▶ [Task brief]: Set down, in full, every record in the block.

▶ [Dataset records]:
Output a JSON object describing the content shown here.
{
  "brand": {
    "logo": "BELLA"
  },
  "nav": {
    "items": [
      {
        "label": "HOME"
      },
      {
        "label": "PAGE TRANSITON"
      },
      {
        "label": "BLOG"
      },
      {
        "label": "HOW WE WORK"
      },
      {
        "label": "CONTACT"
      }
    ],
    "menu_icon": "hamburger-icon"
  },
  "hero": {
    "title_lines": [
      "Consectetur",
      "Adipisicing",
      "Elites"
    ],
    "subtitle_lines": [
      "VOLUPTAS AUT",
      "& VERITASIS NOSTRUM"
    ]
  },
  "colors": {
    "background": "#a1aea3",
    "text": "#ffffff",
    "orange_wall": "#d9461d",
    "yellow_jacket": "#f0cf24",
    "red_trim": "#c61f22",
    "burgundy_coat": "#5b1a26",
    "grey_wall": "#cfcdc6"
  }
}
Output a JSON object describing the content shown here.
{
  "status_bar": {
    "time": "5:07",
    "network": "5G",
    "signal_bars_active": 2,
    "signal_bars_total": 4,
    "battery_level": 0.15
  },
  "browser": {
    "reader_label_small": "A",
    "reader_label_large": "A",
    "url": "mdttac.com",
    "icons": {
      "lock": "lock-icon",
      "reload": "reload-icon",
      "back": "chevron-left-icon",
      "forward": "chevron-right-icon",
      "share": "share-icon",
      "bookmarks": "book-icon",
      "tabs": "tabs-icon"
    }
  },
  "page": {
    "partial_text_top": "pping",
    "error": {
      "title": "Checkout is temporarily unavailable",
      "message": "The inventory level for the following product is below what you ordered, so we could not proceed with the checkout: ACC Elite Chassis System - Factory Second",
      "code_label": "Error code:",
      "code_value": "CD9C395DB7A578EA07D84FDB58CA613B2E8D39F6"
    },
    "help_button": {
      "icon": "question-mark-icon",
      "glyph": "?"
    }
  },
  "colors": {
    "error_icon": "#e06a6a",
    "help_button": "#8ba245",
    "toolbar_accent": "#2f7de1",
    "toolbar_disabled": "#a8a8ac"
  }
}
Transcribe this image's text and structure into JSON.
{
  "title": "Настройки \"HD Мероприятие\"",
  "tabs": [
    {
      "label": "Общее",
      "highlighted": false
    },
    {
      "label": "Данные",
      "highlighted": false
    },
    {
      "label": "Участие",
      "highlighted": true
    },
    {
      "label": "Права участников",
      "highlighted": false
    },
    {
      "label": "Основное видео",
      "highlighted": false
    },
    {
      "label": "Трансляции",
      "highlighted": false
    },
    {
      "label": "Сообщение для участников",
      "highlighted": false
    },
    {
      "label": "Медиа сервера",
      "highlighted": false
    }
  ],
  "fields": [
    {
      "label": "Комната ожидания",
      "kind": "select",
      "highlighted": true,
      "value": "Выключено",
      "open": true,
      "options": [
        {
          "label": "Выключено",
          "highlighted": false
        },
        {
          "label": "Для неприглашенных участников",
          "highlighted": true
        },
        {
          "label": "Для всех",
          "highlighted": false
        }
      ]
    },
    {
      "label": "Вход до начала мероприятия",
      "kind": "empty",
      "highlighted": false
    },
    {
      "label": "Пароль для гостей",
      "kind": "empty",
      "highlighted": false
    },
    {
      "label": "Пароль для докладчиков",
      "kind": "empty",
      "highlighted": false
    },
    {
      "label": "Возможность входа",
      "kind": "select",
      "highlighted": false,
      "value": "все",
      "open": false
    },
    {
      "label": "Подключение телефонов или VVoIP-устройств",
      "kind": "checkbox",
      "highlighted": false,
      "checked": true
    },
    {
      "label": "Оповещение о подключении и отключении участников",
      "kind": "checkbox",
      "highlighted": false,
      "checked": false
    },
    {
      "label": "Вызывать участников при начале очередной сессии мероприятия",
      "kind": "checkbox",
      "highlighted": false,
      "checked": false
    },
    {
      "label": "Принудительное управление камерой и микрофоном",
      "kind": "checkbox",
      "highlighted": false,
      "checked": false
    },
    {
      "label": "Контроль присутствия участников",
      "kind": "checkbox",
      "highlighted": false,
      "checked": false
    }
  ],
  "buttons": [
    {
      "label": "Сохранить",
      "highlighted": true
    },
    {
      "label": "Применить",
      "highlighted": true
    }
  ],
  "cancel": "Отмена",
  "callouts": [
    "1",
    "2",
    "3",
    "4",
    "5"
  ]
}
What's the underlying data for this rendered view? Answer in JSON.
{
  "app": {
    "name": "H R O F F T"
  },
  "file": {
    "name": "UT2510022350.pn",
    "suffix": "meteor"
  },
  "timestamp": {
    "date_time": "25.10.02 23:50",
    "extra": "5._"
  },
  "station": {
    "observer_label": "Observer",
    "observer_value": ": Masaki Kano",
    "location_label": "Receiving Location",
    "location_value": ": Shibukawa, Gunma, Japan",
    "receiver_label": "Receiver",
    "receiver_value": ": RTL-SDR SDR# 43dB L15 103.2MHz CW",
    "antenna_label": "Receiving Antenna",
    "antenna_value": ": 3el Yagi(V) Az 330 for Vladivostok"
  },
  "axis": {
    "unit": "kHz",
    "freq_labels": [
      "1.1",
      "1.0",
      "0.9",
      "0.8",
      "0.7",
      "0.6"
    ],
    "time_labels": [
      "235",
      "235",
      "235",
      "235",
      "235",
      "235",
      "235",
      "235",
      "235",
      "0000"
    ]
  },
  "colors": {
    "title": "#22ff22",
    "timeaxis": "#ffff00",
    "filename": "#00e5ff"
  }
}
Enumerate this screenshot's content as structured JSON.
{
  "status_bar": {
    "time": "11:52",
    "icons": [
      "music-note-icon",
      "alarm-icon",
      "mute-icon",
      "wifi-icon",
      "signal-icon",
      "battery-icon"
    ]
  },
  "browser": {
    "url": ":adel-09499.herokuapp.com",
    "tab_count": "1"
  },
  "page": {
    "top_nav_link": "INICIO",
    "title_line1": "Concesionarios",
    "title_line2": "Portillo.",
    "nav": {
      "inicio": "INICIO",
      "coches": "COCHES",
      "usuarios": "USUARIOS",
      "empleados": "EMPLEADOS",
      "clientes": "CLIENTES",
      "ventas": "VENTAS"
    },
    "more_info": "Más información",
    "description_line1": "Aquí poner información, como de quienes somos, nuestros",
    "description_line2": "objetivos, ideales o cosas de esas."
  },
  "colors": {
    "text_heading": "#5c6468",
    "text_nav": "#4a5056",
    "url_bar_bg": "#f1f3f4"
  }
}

▶ [Solution to the exercise]:
Output a JSON object describing the content shown here.
{
  "brand": {
    "logo": "BELLA"
  },
  "nav": {
    "items": [
      {
        "label": "HOME"
      },
      {
        "label": "PAGE TRANSITON"
      },
      {
        "label": "BLOG"
      },
      {
        "label": "HOW WE WORK"
      },
      {
        "label": "CONTACT"
      }
    ],
    "menu_icon": "hamburger-icon"
  },
  "hero": {
    "title_lines": [
      "Consectetur",
      "Adipisicing",
      "Elites"
    ],
    "subtitle_lines": [
      "VOLUPTAS AUT",
      "& VERITASIS NOSTRUM"
    ]
  },
  "colors": {
    "background": "#a1aea3",
    "text": "#ffffff",
    "orange_wall": "#d9461d",
    "yellow_jacket": "#f0cf24",
    "red_trim": "#c61f22",
    "burgundy_coat": "#5b1a26",
    "grey_wall": "#cfcdc6"
  }
}
Output a JSON object describing the content shown here.
{
  "status_bar": {
    "time": "5:07",
    "network": "5G",
    "signal_bars_active": 2,
    "signal_bars_total": 4,
    "battery_level": 0.15
  },
  "browser": {
    "reader_label_small": "A",
    "reader_label_large": "A",
    "url": "mdttac.com",
    "icons": {
      "lock": "lock-icon",
      "reload": "reload-icon",
      "back": "chevron-left-icon",
      "forward": "chevron-right-icon",
      "share": "share-icon",
      "bookmarks": "book-icon",
      "tabs": "tabs-icon"
    }
  },
  "page": {
    "partial_text_top": "pping",
    "error": {
      "title": "Checkout is temporarily unavailable",
      "message": "The inventory level for the following product is below what you ordered, so we could not proceed with the checkout: ACC Elite Chassis System - Factory Second",
      "code_label": "Error code:",
      "code_value": "CD9C395DB7A578EA07D84FDB58CA613B2E8D39F6"
    },
    "help_button": {
      "icon": "question-mark-icon",
      "glyph": "?"
    }
  },
  "colors": {
    "error_icon": "#e06a6a",
    "help_button": "#8ba245",
    "toolbar_accent": "#2f7de1",
    "toolbar_disabled": "#a8a8ac"
  }
}
Transcribe this image's text and structure into JSON.
{
  "title": "Настройки \"HD Мероприятие\"",
  "tabs": [
    {
      "label": "Общее",
      "highlighted": false
    },
    {
      "label": "Данные",
      "highlighted": false
    },
    {
      "label": "Участие",
      "highlighted": true
    },
    {
      "label": "Права участников",
      "highlighted": false
    },
    {
      "label": "Основное видео",
      "highlighted": false
    },
    {
      "label": "Трансляции",
      "highlighted": false
    },
    {
      "label": "Сообщение для участников",
      "highlighted": false
    },
    {
      "label": "Медиа сервера",
      "highlighted": false
    }
  ],
  "fields": [
    {
      "label": "Комната ожидания",
      "kind": "select",
      "highlighted": true,
      "value": "Выключено",
      "open": true,
      "options": [
        {
          "label": "Выключено",
          "highlighted": false
        },
        {
          "label": "Для неприглашенных участников",
          "highlighted": true
        },
        {
          "label": "Для всех",
          "highlighted": false
        }
      ]
    },
    {
      "label": "Вход до начала мероприятия",
      "kind": "empty",
      "highlighted": false
    },
    {
      "label": "Пароль для гостей",
      "kind": "empty",
      "highlighted": false
    },
    {
      "label": "Пароль для докладчиков",
      "kind": "empty",
      "highlighted": false
    },
    {
      "label": "Возможность входа",
      "kind": "select",
      "highlighted": false,
      "value": "все",
      "open": false
    },
    {
      "label": "Подключение телефонов или VVoIP-устройств",
      "kind": "checkbox",
      "highlighted": false,
      "checked": true
    },
    {
      "label": "Оповещение о подключении и отключении участников",
      "kind": "checkbox",
      "highlighted": false,
      "checked": false
    },
    {
      "label": "Вызывать участников при начале очередной сессии мероприятия",
      "kind": "checkbox",
      "highlighted": false,
      "checked": false
    },
    {
      "label": "Принудительное управление камерой и микрофоном",
      "kind": "checkbox",
      "highlighted": false,
      "checked": false
    },
    {
      "label": "Контроль присутствия участников",
      "kind": "checkbox",
      "highlighted": false,
      "checked": false
    }
  ],
  "buttons": [
    {
      "label": "Сохранить",
      "highlighted": true
    },
    {
      "label": "Применить",
      "highlighted": true
    }
  ],
  "cancel": "Отмена",
  "callouts": [
    "1",
    "2",
    "3",
    "4",
    "5"
  ]
}
What's the underlying data for this rendered view? Answer in JSON.
{
  "app": {
    "name": "H R O F F T"
  },
  "file": {
    "name": "UT2510022350.pn",
    "suffix": "meteor"
  },
  "timestamp": {
    "date_time": "25.10.02 23:50",
    "extra": "5._"
  },
  "station": {
    "observer_label": "Observer",
    "observer_value": ": Masaki Kano",
    "location_label": "Receiving Location",
    "location_value": ": Shibukawa, Gunma, Japan",
    "receiver_label": "Receiver",
    "receiver_value": ": RTL-SDR SDR# 43dB L15 103.2MHz CW",
    "antenna_label": "Receiving Antenna",
    "antenna_value": ": 3el Yagi(V) Az 330 for Vladivostok"
  },
  "axis": {
    "unit": "kHz",
    "freq_labels": [
      "1.1",
      "1.0",
      "0.9",
      "0.8",
      "0.7",
      "0.6"
    ],
    "time_labels": [
      "235",
      "235",
      "235",
      "235",
      "235",
      "235",
      "235",
      "235",
      "235",
      "0000"
    ]
  },
  "colors": {
    "title": "#22ff22",
    "timeaxis": "#ffff00",
    "filename": "#00e5ff"
  }
}
Enumerate this screenshot's content as structured JSON.
{
  "status_bar": {
    "time": "11:52",
    "icons": [
      "music-note-icon",
      "alarm-icon",
      "mute-icon",
      "wifi-icon",
      "signal-icon",
      "battery-icon"
    ]
  },
  "browser": {
    "url": ":adel-09499.herokuapp.com",
    "tab_count": "1"
  },
  "page": {
    "top_nav_link": "INICIO",
    "title_line1": "Concesionarios",
    "title_line2": "Portillo.",
    "nav": {
      "inicio": "INICIO",
      "coches": "COCHES",
      "usuarios": "USUARIOS",
      "empleados": "EMPLEADOS",
      "clientes": "CLIENTES",
      "ventas": "VENTAS"
    },
    "more_info": "Más información",
    "description_line1": "Aquí poner información, como de quienes somos, nuestros",
    "description_line2": "objetivos, ideales o cosas de esas."
  },
  "colors": {
    "text_heading": "#5c6468",
    "text_nav": "#4a5056",
    "url_bar_bg": "#f1f3f4"
  }
}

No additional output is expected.